EXCERPTED RECORDS ->
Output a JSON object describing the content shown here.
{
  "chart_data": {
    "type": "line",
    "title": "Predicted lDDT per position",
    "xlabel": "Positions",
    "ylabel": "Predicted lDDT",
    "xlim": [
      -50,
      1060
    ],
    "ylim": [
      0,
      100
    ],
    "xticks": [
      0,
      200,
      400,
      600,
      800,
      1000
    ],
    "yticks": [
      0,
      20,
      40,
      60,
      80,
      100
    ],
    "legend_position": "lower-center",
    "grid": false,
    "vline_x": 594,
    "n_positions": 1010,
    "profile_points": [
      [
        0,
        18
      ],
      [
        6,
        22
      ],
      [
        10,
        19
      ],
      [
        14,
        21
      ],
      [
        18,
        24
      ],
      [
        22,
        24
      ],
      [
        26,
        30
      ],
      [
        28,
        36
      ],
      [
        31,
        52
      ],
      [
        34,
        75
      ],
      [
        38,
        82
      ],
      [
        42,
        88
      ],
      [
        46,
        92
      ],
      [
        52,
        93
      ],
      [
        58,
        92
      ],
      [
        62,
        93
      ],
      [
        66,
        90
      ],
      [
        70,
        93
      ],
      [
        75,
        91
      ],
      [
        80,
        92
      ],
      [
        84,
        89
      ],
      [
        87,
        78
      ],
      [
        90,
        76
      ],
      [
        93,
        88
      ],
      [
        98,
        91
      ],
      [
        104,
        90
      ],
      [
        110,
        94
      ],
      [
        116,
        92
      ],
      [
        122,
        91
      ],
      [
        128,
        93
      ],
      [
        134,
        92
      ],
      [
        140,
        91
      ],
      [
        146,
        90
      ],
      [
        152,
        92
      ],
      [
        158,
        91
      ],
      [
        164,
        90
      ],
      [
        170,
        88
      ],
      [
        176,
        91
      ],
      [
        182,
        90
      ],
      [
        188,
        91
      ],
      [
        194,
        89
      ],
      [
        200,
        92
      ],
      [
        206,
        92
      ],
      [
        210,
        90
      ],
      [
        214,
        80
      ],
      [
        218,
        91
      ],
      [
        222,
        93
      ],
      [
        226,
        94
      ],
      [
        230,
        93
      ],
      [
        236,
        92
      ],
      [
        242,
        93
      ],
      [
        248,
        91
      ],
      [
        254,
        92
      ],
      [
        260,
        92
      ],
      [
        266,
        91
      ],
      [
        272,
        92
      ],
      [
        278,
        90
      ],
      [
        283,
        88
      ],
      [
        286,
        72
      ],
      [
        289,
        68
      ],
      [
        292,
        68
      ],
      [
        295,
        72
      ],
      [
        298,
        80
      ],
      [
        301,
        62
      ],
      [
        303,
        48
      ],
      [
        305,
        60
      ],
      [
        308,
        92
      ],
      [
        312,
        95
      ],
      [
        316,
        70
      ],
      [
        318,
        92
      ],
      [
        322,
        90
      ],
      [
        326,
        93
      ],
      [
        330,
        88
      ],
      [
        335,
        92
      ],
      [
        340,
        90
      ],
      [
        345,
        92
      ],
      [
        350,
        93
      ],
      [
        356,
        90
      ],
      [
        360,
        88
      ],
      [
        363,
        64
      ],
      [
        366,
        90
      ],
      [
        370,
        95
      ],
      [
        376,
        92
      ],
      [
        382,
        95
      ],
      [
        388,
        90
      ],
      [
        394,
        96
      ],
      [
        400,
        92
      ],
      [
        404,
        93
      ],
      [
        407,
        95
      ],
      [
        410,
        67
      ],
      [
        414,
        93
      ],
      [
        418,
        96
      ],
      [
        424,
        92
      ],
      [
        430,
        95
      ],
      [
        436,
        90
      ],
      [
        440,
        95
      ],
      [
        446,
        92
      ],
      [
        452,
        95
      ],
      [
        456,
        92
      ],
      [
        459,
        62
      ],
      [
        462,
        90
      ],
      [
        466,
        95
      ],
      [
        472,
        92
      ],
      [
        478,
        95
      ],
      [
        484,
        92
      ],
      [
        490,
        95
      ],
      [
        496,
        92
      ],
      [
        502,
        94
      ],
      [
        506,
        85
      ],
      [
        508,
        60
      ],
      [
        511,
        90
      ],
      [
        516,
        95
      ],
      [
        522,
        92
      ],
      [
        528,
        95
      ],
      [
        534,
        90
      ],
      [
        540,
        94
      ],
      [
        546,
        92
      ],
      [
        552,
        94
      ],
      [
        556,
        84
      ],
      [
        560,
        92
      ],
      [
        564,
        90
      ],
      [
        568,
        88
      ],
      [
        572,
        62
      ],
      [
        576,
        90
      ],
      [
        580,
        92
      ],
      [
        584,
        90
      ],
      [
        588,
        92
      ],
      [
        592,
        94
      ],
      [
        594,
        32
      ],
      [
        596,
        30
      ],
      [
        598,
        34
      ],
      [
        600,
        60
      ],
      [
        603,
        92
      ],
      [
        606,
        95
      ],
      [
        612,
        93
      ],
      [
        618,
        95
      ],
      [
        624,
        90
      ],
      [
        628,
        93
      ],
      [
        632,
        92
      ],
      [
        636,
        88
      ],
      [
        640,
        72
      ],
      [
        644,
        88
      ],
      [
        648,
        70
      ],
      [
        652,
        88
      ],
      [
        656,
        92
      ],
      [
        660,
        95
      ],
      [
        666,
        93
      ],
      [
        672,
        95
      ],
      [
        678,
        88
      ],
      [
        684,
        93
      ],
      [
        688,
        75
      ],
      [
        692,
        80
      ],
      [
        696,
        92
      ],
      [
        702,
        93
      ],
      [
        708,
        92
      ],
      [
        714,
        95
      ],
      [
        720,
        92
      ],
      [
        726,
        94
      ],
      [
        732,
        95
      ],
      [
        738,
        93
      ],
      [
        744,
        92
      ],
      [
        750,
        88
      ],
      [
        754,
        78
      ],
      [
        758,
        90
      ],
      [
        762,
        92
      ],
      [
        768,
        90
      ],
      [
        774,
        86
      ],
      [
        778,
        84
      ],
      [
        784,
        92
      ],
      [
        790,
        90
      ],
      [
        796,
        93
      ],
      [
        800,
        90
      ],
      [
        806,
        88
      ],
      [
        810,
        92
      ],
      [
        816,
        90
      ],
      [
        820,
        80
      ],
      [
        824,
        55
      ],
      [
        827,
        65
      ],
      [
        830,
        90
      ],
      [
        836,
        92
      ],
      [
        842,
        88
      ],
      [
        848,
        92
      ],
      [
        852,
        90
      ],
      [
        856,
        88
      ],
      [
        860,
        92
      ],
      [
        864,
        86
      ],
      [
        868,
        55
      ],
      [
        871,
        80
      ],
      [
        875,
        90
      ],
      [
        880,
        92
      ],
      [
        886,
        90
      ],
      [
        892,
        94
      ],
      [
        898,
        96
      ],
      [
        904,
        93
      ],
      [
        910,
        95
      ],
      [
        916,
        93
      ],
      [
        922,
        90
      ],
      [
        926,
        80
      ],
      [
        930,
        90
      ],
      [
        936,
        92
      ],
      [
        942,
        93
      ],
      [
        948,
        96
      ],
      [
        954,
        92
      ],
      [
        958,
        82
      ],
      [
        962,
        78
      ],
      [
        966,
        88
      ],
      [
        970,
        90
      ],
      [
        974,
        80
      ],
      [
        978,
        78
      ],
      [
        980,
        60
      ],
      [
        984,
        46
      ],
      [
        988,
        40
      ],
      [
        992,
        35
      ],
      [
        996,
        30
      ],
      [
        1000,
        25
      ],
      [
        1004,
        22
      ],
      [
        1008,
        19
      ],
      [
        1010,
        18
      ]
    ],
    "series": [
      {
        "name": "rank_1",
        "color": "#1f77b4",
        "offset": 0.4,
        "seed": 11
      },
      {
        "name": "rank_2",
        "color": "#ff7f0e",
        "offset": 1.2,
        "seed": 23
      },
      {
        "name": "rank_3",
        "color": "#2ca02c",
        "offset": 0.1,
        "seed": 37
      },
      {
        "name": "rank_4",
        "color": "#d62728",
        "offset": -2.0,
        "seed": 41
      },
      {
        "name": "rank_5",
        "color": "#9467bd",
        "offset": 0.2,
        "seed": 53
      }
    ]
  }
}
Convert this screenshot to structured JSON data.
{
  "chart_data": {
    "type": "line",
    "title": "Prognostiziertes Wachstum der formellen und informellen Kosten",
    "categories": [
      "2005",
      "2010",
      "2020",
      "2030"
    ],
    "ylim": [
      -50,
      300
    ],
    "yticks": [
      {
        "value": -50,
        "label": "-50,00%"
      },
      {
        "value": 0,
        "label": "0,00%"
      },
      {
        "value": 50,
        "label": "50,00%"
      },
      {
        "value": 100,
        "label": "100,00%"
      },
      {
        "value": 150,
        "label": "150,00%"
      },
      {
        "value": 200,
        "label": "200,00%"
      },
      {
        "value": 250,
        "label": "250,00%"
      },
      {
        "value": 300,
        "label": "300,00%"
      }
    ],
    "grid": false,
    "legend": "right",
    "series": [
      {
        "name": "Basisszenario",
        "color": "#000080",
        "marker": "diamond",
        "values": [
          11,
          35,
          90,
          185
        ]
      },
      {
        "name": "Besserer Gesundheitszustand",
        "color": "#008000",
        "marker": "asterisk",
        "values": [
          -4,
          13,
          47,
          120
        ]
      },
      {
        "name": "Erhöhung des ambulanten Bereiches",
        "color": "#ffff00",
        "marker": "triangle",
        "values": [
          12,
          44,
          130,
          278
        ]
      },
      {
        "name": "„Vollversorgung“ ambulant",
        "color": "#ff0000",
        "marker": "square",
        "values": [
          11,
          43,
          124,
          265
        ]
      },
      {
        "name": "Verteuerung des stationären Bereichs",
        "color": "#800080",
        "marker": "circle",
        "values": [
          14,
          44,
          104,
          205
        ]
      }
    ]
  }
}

PROBLEM DETAILS ->
In the records above, locate every line with the string "seed" and copy it.

EXERCISE RESPONSE ->
        "seed": 11
        "seed": 23
        "seed": 37
        "seed": 41
        "seed": 53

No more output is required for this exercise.